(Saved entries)
┄┄┄┄┄┄
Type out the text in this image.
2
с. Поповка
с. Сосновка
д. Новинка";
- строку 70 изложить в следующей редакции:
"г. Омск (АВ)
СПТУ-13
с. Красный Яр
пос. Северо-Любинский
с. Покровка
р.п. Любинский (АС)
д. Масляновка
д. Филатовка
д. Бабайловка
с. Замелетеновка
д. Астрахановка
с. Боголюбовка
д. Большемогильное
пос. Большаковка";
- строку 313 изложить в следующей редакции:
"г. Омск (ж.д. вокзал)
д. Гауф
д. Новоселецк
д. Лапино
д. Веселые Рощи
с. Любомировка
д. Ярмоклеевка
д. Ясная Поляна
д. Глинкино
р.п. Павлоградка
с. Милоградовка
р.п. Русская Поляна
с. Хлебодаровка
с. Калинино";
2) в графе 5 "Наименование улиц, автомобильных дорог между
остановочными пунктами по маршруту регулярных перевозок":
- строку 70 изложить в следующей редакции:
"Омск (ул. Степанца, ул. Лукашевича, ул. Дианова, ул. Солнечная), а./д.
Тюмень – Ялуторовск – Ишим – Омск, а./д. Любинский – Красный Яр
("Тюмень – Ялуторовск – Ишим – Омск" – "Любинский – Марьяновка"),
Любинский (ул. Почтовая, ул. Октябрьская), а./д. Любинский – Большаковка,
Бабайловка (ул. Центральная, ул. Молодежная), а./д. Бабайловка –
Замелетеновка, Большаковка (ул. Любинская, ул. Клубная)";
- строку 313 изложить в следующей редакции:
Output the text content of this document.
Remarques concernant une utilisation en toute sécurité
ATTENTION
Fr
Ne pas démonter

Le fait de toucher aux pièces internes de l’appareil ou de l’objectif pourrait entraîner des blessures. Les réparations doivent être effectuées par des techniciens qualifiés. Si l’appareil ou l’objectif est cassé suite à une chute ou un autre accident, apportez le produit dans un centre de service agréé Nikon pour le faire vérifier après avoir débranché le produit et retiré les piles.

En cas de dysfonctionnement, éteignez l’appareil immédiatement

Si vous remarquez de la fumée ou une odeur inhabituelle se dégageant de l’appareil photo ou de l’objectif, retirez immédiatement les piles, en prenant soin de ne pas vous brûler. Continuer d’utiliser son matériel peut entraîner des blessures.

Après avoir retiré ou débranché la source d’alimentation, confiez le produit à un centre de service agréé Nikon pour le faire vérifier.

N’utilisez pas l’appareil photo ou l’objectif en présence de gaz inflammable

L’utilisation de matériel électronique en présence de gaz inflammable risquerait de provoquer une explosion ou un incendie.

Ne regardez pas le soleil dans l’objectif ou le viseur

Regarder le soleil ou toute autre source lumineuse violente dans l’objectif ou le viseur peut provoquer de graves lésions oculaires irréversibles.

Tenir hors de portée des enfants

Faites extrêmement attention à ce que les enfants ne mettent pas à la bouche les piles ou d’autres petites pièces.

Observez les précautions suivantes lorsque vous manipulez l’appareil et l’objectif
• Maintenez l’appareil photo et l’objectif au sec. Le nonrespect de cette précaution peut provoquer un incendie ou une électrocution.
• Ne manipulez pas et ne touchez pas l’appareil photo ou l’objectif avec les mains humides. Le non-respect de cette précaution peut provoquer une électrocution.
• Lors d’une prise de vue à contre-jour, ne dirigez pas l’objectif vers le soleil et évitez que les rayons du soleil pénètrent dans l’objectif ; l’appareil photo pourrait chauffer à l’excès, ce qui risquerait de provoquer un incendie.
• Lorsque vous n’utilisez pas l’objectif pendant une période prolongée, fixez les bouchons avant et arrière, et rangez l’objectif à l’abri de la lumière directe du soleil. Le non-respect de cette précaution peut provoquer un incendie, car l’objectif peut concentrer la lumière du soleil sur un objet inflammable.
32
┄┄┄┄┄┄
- **Exercise task**: The word "manipulez" may occur in lines of the records. Report how many such lines there are, giving only the number.

- **Task result**: 2